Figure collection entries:
----------------------------------------
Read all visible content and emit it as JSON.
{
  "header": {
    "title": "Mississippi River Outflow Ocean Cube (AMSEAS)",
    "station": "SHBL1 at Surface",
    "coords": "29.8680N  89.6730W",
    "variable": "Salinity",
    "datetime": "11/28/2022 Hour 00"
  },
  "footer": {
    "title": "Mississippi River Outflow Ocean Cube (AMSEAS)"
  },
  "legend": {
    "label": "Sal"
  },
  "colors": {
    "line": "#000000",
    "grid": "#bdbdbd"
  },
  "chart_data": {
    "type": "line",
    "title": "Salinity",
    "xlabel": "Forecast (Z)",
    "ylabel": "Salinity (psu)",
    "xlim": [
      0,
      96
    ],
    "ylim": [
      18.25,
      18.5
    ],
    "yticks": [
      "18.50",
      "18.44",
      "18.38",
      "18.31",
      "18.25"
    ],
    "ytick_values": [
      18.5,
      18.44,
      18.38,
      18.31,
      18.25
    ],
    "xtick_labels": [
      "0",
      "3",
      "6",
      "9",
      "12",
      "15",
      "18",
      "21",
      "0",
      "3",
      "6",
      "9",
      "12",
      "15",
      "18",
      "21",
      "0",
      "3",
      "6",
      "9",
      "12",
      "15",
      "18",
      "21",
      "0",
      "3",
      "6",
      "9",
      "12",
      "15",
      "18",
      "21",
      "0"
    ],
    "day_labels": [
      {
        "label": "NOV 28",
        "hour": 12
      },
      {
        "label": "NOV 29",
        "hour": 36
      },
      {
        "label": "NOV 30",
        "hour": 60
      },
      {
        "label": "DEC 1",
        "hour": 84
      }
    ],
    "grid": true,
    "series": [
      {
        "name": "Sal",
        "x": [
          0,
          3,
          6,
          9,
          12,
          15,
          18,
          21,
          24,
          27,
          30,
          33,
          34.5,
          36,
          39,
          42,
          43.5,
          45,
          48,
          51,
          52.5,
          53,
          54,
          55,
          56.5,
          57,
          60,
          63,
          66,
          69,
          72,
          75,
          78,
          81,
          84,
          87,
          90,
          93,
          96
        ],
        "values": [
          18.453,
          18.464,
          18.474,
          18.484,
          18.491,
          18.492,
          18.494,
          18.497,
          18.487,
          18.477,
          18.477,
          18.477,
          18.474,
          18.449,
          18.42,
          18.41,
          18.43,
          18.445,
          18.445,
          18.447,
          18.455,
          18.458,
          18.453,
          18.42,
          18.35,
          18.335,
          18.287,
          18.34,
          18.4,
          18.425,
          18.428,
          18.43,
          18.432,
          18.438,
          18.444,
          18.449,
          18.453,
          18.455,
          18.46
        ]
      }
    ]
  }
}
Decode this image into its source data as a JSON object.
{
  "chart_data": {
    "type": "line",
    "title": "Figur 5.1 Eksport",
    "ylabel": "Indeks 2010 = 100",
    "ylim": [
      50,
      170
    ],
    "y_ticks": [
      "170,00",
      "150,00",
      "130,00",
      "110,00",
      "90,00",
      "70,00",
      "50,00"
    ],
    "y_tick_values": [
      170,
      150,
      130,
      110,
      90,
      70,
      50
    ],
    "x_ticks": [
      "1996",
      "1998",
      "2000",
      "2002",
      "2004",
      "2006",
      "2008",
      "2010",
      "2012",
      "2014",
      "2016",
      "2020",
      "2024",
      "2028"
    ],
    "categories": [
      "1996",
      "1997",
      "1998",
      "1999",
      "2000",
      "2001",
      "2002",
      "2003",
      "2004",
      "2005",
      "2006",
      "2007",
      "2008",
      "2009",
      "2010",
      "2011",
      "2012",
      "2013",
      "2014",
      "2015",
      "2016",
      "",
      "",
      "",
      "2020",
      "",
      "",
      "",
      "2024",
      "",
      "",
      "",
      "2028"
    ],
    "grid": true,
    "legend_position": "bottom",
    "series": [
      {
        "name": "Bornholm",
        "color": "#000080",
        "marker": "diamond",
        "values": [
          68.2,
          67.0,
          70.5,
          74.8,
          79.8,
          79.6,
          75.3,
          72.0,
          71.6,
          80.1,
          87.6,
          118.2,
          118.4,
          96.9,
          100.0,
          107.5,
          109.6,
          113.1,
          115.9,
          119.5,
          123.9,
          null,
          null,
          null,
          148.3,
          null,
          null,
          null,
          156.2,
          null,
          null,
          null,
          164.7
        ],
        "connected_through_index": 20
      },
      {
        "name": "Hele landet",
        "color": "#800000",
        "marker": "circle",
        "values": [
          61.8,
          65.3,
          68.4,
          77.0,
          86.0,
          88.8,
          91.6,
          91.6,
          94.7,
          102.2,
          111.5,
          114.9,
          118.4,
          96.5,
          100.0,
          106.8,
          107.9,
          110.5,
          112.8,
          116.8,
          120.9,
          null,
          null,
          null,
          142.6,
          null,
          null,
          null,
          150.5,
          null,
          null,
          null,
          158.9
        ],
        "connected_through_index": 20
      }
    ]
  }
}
----------------------------------------
* _Task requirements_:
Copy every line from the entries that contains the word "JSON".

* _Solution to the exercise_:
Read all visible content and emit it as JSON.
Decode this image into its source data as a JSON object.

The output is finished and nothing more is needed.